◆ **Problem description**
Quote the records in full and leave their pictures out.

Extracted data entries:
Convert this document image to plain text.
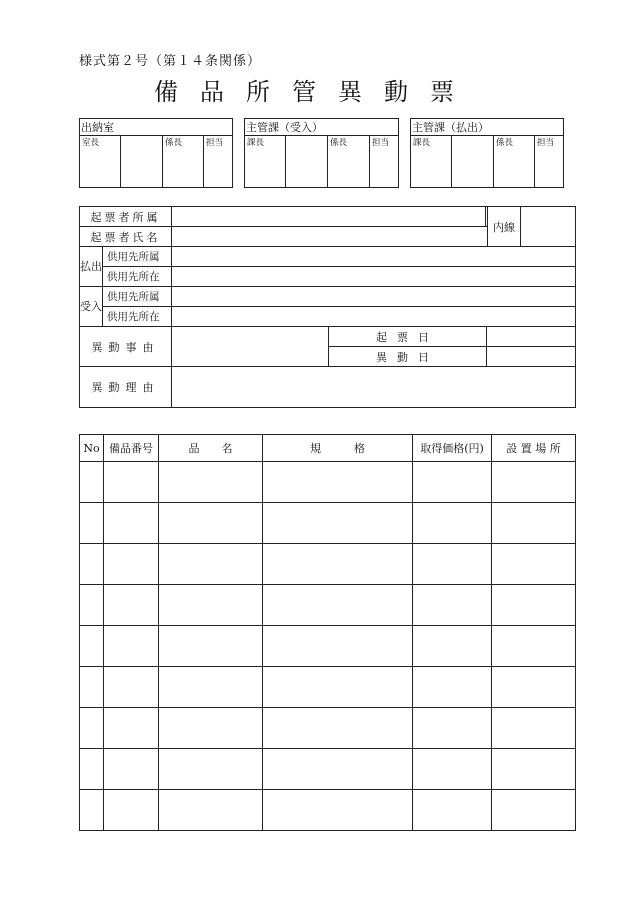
様式第２号（第１４条関係）
備品所管異動票
出納室
室長		係長	担当
主管課（受入）
課長		係長	担当
主管課（払出）
課長		係長	担当
起票者所属					内線	
起票者氏名						
払出	供用先所属					
	供用先所在					
受入	供用先所属					
	供用先所在					
異動事由			起票日			
			異動日			
異動理由						
No	備品番号	品　　名	規　　　格	取得価格(円)	設 置 場 所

◆ **Result below**
Convert this document image to plain text.
様式第２号（第１４条関係）
備品所管異動票
出納室
室長		係長	担当
主管課（受入）
課長		係長	担当
主管課（払出）
課長		係長	担当
起票者所属					内線	
起票者氏名						
払出	供用先所属					
	供用先所在					
受入	供用先所属					
	供用先所在					
異動事由			起票日			
			異動日			
異動理由						
No	備品番号	品　　名	規　　　格	取得価格(円)	設 置 場 所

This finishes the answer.